> **Exercise data**:
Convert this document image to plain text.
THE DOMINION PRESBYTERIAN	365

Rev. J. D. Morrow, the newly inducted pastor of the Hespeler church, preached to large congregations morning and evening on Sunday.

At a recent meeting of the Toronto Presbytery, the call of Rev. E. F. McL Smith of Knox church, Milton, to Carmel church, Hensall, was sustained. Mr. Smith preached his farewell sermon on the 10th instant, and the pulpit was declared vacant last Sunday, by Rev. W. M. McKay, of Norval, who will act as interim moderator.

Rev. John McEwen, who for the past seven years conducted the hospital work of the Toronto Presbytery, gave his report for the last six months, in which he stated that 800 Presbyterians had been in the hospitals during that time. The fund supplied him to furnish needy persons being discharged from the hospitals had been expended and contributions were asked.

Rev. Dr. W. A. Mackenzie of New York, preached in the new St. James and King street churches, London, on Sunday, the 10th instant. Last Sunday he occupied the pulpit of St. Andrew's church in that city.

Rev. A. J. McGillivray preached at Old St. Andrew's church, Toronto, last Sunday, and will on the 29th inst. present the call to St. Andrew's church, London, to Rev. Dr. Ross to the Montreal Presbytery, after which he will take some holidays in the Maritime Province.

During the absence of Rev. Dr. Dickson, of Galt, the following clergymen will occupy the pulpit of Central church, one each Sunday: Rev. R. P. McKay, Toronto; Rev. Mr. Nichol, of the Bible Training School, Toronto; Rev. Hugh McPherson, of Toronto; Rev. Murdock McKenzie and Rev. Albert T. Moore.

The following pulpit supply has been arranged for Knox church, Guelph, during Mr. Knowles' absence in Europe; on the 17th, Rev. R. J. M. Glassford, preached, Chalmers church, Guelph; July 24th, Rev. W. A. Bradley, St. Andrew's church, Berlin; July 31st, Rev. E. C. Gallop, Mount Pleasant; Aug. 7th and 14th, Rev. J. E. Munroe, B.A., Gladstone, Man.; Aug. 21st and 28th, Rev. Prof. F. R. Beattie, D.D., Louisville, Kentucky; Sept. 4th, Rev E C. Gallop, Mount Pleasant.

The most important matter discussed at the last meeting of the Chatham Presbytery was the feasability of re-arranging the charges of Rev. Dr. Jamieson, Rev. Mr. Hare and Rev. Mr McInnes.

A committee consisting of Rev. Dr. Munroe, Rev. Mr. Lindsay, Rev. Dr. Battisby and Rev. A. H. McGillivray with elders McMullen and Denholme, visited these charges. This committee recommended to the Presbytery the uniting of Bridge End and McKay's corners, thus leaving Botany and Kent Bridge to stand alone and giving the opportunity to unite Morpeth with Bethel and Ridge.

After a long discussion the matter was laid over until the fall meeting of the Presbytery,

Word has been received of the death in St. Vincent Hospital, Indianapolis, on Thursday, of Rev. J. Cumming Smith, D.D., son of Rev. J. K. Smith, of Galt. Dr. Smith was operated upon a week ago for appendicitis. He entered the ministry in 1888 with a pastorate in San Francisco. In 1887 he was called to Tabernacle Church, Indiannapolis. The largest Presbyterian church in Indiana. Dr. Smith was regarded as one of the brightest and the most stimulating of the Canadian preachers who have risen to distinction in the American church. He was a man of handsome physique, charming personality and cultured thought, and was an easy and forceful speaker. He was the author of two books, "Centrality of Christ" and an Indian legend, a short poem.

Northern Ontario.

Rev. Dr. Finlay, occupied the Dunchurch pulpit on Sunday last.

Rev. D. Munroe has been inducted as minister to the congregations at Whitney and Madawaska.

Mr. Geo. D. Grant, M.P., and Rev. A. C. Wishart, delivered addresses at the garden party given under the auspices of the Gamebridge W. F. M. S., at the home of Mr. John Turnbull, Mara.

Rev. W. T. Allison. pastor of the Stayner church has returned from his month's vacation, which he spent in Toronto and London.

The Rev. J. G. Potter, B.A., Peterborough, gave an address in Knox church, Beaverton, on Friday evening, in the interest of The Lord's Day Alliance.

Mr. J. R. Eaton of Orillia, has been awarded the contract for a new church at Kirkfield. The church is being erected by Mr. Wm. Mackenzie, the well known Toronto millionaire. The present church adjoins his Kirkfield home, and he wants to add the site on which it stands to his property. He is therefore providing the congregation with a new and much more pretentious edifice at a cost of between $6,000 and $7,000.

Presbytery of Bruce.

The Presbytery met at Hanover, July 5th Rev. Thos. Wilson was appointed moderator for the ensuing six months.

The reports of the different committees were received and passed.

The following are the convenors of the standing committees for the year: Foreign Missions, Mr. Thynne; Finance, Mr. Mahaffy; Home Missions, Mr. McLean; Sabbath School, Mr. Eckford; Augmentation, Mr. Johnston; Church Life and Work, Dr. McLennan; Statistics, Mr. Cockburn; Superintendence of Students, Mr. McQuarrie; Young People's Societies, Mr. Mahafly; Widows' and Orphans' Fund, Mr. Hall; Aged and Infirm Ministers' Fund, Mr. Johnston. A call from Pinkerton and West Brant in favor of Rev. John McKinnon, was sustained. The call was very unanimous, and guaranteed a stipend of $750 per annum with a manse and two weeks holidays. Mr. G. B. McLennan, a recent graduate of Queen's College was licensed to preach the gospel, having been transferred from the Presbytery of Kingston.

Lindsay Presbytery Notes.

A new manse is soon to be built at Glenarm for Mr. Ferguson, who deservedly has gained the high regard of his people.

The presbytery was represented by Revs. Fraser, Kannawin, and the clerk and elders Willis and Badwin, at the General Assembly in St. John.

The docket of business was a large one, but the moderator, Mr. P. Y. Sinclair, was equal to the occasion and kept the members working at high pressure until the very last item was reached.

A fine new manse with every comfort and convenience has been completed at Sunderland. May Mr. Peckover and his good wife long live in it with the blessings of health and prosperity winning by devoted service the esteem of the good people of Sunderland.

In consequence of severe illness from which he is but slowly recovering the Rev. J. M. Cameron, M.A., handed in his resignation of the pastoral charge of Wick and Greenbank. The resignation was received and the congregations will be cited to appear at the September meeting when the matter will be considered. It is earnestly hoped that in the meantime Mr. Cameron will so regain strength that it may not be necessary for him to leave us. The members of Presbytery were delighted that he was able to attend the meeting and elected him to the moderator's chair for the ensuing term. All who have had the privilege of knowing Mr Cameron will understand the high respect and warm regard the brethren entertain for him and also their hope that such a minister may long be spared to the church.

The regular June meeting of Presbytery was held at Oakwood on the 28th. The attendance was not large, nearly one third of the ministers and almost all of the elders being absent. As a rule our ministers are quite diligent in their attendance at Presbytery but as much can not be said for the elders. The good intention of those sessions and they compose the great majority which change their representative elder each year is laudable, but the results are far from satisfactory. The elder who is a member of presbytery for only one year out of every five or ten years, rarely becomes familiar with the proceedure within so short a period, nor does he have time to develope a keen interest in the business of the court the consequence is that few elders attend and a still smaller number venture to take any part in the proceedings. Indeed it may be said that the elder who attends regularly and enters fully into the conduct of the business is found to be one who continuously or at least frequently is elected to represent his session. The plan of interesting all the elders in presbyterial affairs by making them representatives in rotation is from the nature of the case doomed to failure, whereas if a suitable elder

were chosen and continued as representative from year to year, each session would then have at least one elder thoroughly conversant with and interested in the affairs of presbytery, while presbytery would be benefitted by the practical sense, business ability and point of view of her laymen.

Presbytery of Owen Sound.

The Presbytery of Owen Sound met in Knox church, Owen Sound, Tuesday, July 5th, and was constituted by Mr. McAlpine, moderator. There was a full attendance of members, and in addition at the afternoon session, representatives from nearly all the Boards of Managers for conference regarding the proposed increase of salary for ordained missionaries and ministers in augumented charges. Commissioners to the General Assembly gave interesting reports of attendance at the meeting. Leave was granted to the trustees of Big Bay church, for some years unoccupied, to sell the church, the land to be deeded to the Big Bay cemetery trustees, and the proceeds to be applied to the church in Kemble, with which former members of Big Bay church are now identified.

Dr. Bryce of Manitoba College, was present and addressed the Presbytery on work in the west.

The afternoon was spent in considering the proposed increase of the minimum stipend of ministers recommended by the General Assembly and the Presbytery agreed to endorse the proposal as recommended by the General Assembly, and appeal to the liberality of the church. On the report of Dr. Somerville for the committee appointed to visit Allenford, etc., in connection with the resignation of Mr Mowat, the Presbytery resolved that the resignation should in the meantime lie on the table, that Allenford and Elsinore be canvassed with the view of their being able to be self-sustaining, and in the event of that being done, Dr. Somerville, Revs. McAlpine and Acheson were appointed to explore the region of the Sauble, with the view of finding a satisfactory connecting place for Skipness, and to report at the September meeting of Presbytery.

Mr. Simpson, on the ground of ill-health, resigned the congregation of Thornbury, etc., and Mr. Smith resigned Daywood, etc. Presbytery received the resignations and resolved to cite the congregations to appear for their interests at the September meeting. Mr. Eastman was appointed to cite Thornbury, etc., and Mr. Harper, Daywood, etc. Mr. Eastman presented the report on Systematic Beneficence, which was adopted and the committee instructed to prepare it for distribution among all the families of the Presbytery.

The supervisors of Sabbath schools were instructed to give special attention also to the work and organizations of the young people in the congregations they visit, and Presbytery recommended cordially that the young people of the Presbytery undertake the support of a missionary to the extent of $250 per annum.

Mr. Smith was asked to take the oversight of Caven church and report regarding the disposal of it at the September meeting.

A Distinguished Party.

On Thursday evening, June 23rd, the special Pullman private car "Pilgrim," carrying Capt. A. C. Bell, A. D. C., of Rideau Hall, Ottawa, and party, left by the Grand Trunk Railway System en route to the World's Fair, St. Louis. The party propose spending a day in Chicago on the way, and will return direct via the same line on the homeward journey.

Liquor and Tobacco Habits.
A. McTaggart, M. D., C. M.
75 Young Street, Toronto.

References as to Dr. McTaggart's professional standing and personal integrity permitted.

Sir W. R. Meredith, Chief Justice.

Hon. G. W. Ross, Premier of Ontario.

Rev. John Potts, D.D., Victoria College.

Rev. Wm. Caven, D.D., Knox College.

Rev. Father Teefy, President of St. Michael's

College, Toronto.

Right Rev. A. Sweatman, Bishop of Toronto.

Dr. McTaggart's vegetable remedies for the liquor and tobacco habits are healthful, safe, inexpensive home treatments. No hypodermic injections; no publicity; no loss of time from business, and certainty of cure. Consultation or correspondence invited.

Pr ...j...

> **Request**: Where a line of the material above holds the string "instructed", copy that line.

> **Answer to the task**:
Mr. Simpson, on the ground of ill-health, resigned the congregation of Thornbury, etc., and Mr. Smith resigned Daywood, etc. Presbytery received the resignations and resolved to cite the congregations to appear for their interests at the September meeting. Mr. Eastman was appointed to cite Thornbury, etc., and Mr. Harper, Daywood, etc. Mr. Eastman presented the report on Systematic Beneficence, which was adopted and the committee instructed to prepare it for distribution among all the families of the Presbytery.
The supervisors of Sabbath schools were instructed to give special attention also to the work and organizations of the young people in the congregations they visit, and Presbytery recommended cordially that the young people of the Presbytery undertake the support of a missionary to the extent of $250 per annum.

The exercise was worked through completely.